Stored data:
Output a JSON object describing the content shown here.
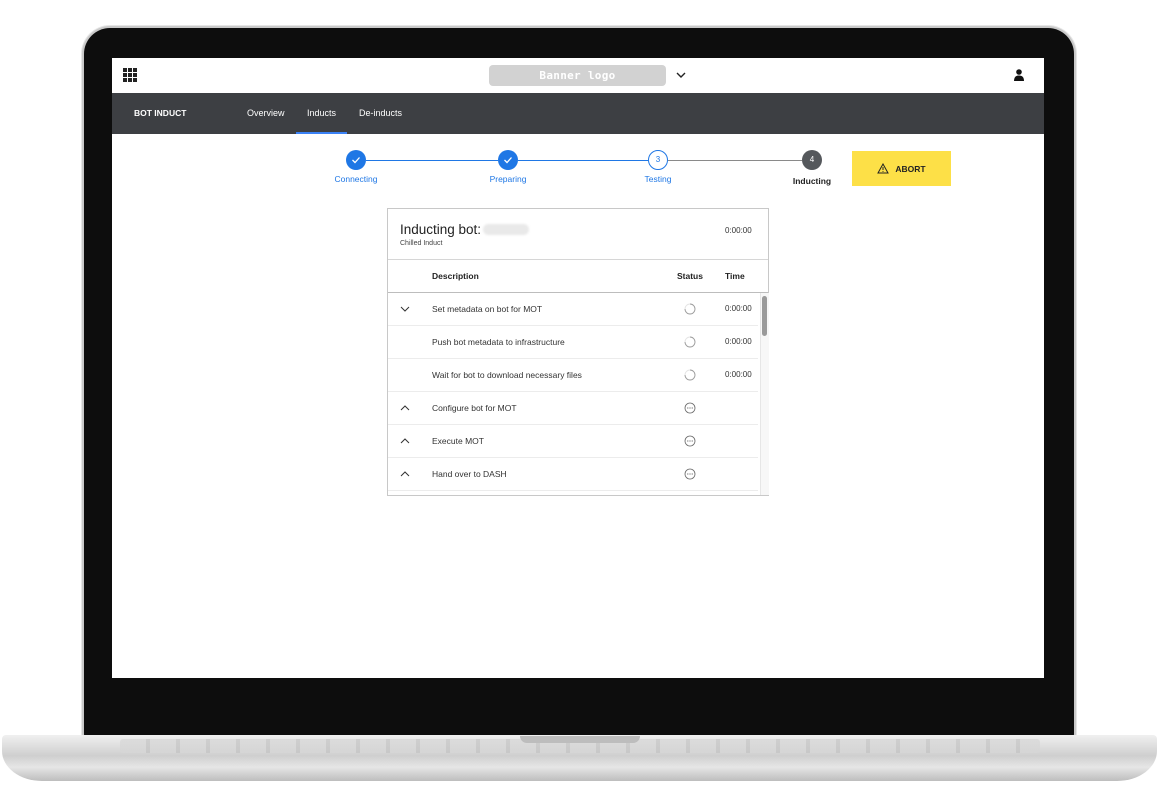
{
  "topbar": {
    "banner_logo": "Banner logo",
    "icons": {
      "apps": "apps-grid-icon",
      "banner_dropdown": "chevron-down-icon",
      "user": "user-icon"
    }
  },
  "navbar": {
    "brand": "BOT INDUCT",
    "tabs": [
      {
        "label": "Overview",
        "active": false
      },
      {
        "label": "Inducts",
        "active": true
      },
      {
        "label": "De-inducts",
        "active": false
      }
    ]
  },
  "stepper": {
    "steps": [
      {
        "number": "1",
        "label": "Connecting",
        "state": "done"
      },
      {
        "number": "2",
        "label": "Preparing",
        "state": "done"
      },
      {
        "number": "3",
        "label": "Testing",
        "state": "current"
      },
      {
        "number": "4",
        "label": "Inducting",
        "state": "pending"
      }
    ],
    "abort_label": "ABORT",
    "abort_icon": "warning-triangle-icon"
  },
  "panel": {
    "title": "Inducting bot:",
    "subtitle": "Chilled Induct",
    "timer": "0:00:00",
    "columns": {
      "description": "Description",
      "status": "Status",
      "time": "Time"
    },
    "rows": [
      {
        "expand": "collapse",
        "description": "Set metadata on bot for MOT",
        "status": "in-progress",
        "time": "0:00:00"
      },
      {
        "expand": "none",
        "description": "Push bot metadata to infrastructure",
        "status": "in-progress",
        "time": "0:00:00"
      },
      {
        "expand": "none",
        "description": "Wait for bot to download necessary files",
        "status": "in-progress",
        "time": "0:00:00"
      },
      {
        "expand": "expand",
        "description": "Configure bot for MOT",
        "status": "pending",
        "time": ""
      },
      {
        "expand": "expand",
        "description": "Execute MOT",
        "status": "pending",
        "time": ""
      },
      {
        "expand": "expand",
        "description": "Hand over to DASH",
        "status": "pending",
        "time": ""
      }
    ]
  },
  "colors": {
    "accent": "#1f77e5",
    "navbar": "#3d3f43",
    "abort": "#fde047",
    "step_pending": "#55585c"
  }
}
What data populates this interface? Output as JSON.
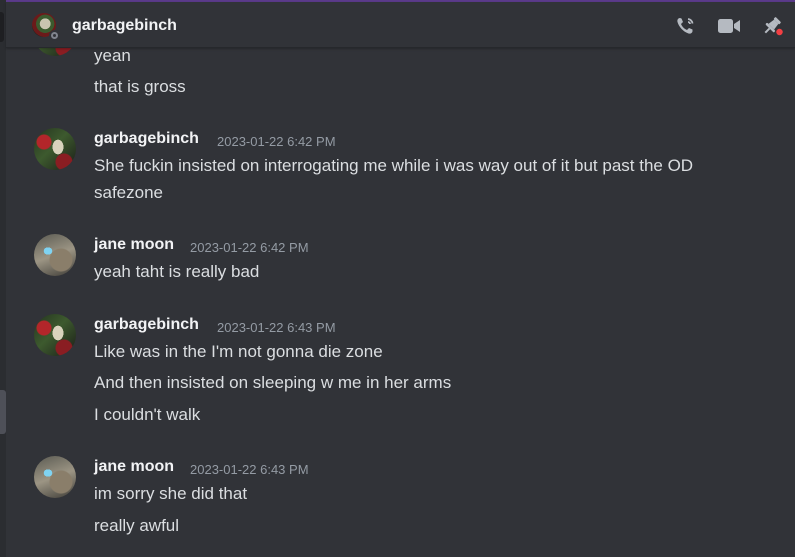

Instructions for the task: In your copy of the listing above, reproduce each line exactly and omit all pictures.

Task answer:
Output a JSON object describing the content shown here.
{
  "topbar": {
    "banner_logo": "Banner logo",
    "icons": {
      "apps": "apps-grid-icon",
      "banner_dropdown": "chevron-down-icon",
      "user": "user-icon"
    }
  },
  "navbar": {
    "brand": "BOT INDUCT",
    "tabs": [
      {
        "label": "Overview",
        "active": false
      },
      {
        "label": "Inducts",
        "active": true
      },
      {
        "label": "De-inducts",
        "active": false
      }
    ]
  },
  "stepper": {
    "steps": [
      {
        "number": "1",
        "label": "Connecting",
        "state": "done"
      },
      {
        "number": "2",
        "label": "Preparing",
        "state": "done"
      },
      {
        "number": "3",
        "label": "Testing",
        "state": "current"
      },
      {
        "number": "4",
        "label": "Inducting",
        "state": "pending"
      }
    ],
    "abort_label": "ABORT",
    "abort_icon": "warning-triangle-icon"
  },
  "panel": {
    "title": "Inducting bot:",
    "subtitle": "Chilled Induct",
    "timer": "0:00:00",
    "columns": {
      "description": "Description",
      "status": "Status",
      "time": "Time"
    },
    "rows": [
      {
        "expand": "collapse",
        "description": "Set metadata on bot for MOT",
        "status": "in-progress",
        "time": "0:00:00"
      },
      {
        "expand": "none",
        "description": "Push bot metadata to infrastructure",
        "status": "in-progress",
        "time": "0:00:00"
      },
      {
        "expand": "none",
        "description": "Wait for bot to download necessary files",
        "status": "in-progress",
        "time": "0:00:00"
      },
      {
        "expand": "expand",
        "description": "Configure bot for MOT",
        "status": "pending",
        "time": ""
      },
      {
        "expand": "expand",
        "description": "Execute MOT",
        "status": "pending",
        "time": ""
      },
      {
        "expand": "expand",
        "description": "Hand over to DASH",
        "status": "pending",
        "time": ""
      }
    ]
  },
  "colors": {
    "accent": "#1f77e5",
    "navbar": "#3d3f43",
    "abort": "#fde047",
    "step_pending": "#55585c"
  }
}
What data populates this interface? Output as JSON.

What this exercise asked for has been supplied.